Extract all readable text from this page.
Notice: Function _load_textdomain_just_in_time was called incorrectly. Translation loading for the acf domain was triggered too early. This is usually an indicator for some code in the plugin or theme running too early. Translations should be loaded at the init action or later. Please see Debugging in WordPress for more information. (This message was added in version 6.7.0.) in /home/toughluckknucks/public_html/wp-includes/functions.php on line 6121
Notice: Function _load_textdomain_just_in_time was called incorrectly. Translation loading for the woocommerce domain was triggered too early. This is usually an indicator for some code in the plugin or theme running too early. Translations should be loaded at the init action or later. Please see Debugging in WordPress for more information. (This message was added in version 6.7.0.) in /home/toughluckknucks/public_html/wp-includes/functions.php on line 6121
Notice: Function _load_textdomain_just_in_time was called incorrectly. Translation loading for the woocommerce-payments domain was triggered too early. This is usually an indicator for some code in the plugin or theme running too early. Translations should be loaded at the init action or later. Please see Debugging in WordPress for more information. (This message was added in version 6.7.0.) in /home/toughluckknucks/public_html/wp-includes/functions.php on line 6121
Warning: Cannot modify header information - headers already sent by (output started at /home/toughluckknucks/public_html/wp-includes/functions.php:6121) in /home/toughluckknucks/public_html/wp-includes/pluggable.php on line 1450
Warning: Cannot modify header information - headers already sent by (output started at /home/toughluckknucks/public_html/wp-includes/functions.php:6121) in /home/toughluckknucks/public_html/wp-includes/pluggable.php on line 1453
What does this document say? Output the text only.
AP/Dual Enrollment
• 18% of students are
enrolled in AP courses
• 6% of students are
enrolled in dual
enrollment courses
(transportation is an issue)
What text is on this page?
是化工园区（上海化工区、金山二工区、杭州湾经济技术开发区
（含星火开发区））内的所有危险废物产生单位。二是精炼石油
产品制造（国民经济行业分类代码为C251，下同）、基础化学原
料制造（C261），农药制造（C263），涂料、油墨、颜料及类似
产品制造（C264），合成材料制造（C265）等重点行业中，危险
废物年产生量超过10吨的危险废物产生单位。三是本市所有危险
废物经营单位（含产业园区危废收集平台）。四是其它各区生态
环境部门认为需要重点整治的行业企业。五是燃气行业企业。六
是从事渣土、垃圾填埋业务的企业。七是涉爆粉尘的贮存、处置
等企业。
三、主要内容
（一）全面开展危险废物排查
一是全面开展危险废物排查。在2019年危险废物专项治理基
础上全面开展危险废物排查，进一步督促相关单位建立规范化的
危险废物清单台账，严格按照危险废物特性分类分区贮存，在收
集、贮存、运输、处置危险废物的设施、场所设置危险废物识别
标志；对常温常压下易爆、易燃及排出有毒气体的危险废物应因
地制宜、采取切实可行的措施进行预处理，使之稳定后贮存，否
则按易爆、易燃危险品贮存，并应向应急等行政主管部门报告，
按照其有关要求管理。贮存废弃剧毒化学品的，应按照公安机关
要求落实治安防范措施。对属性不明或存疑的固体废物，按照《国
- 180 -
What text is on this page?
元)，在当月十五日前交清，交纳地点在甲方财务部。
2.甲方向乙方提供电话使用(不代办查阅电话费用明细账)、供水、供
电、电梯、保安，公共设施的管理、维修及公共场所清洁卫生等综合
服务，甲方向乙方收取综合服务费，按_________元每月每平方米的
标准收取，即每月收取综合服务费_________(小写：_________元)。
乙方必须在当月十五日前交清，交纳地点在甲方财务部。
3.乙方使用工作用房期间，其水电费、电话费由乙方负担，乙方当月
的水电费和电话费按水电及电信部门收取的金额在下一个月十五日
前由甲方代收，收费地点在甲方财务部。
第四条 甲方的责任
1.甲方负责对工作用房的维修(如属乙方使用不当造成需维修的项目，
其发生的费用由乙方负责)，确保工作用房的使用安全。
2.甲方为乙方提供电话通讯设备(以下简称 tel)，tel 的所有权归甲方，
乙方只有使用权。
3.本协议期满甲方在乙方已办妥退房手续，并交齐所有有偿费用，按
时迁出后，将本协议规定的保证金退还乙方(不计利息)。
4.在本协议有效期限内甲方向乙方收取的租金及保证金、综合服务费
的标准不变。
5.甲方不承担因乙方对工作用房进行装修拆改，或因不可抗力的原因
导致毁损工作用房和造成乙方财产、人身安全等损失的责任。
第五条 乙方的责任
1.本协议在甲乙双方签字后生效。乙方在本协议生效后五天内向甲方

Problem description: Transcribe the material above word for word.

Response to this exercise:
Extract all readable text from this page.
Notice: Function _load_textdomain_just_in_time was called incorrectly. Translation loading for the acf domain was triggered too early. This is usually an indicator for some code in the plugin or theme running too early. Translations should be loaded at the init action or later. Please see Debugging in WordPress for more information. (This message was added in version 6.7.0.) in /home/toughluckknucks/public_html/wp-includes/functions.php on line 6121
Notice: Function _load_textdomain_just_in_time was called incorrectly. Translation loading for the woocommerce domain was triggered too early. This is usually an indicator for some code in the plugin or theme running too early. Translations should be loaded at the init action or later. Please see Debugging in WordPress for more information. (This message was added in version 6.7.0.) in /home/toughluckknucks/public_html/wp-includes/functions.php on line 6121
Notice: Function _load_textdomain_just_in_time was called incorrectly. Translation loading for the woocommerce-payments domain was triggered too early. This is usually an indicator for some code in the plugin or theme running too early. Translations should be loaded at the init action or later. Please see Debugging in WordPress for more information. (This message was added in version 6.7.0.) in /home/toughluckknucks/public_html/wp-includes/functions.php on line 6121
Warning: Cannot modify header information - headers already sent by (output started at /home/toughluckknucks/public_html/wp-includes/functions.php:6121) in /home/toughluckknucks/public_html/wp-includes/pluggable.php on line 1450
Warning: Cannot modify header information - headers already sent by (output started at /home/toughluckknucks/public_html/wp-includes/functions.php:6121) in /home/toughluckknucks/public_html/wp-includes/pluggable.php on line 1453
What does this document say? Output the text only.
AP/Dual Enrollment
• 18% of students are
enrolled in AP courses
• 6% of students are
enrolled in dual
enrollment courses
(transportation is an issue)
What text is on this page?
是化工园区（上海化工区、金山二工区、杭州湾经济技术开发区
（含星火开发区））内的所有危险废物产生单位。二是精炼石油
产品制造（国民经济行业分类代码为C251，下同）、基础化学原
料制造（C261），农药制造（C263），涂料、油墨、颜料及类似
产品制造（C264），合成材料制造（C265）等重点行业中，危险
废物年产生量超过10吨的危险废物产生单位。三是本市所有危险
废物经营单位（含产业园区危废收集平台）。四是其它各区生态
环境部门认为需要重点整治的行业企业。五是燃气行业企业。六
是从事渣土、垃圾填埋业务的企业。七是涉爆粉尘的贮存、处置
等企业。
三、主要内容
（一）全面开展危险废物排查
一是全面开展危险废物排查。在2019年危险废物专项治理基
础上全面开展危险废物排查，进一步督促相关单位建立规范化的
危险废物清单台账，严格按照危险废物特性分类分区贮存，在收
集、贮存、运输、处置危险废物的设施、场所设置危险废物识别
标志；对常温常压下易爆、易燃及排出有毒气体的危险废物应因
地制宜、采取切实可行的措施进行预处理，使之稳定后贮存，否
则按易爆、易燃危险品贮存，并应向应急等行政主管部门报告，
按照其有关要求管理。贮存废弃剧毒化学品的，应按照公安机关
要求落实治安防范措施。对属性不明或存疑的固体废物，按照《国
- 180 -
What text is on this page?
元)，在当月十五日前交清，交纳地点在甲方财务部。
2.甲方向乙方提供电话使用(不代办查阅电话费用明细账)、供水、供
电、电梯、保安，公共设施的管理、维修及公共场所清洁卫生等综合
服务，甲方向乙方收取综合服务费，按_________元每月每平方米的
标准收取，即每月收取综合服务费_________(小写：_________元)。
乙方必须在当月十五日前交清，交纳地点在甲方财务部。
3.乙方使用工作用房期间，其水电费、电话费由乙方负担，乙方当月
的水电费和电话费按水电及电信部门收取的金额在下一个月十五日
前由甲方代收，收费地点在甲方财务部。
第四条 甲方的责任
1.甲方负责对工作用房的维修(如属乙方使用不当造成需维修的项目，
其发生的费用由乙方负责)，确保工作用房的使用安全。
2.甲方为乙方提供电话通讯设备(以下简称 tel)，tel 的所有权归甲方，
乙方只有使用权。
3.本协议期满甲方在乙方已办妥退房手续，并交齐所有有偿费用，按
时迁出后，将本协议规定的保证金退还乙方(不计利息)。
4.在本协议有效期限内甲方向乙方收取的租金及保证金、综合服务费
的标准不变。
5.甲方不承担因乙方对工作用房进行装修拆改，或因不可抗力的原因
导致毁损工作用房和造成乙方财产、人身安全等损失的责任。
第五条 乙方的责任
1.本协议在甲乙双方签字后生效。乙方在本协议生效后五天内向甲方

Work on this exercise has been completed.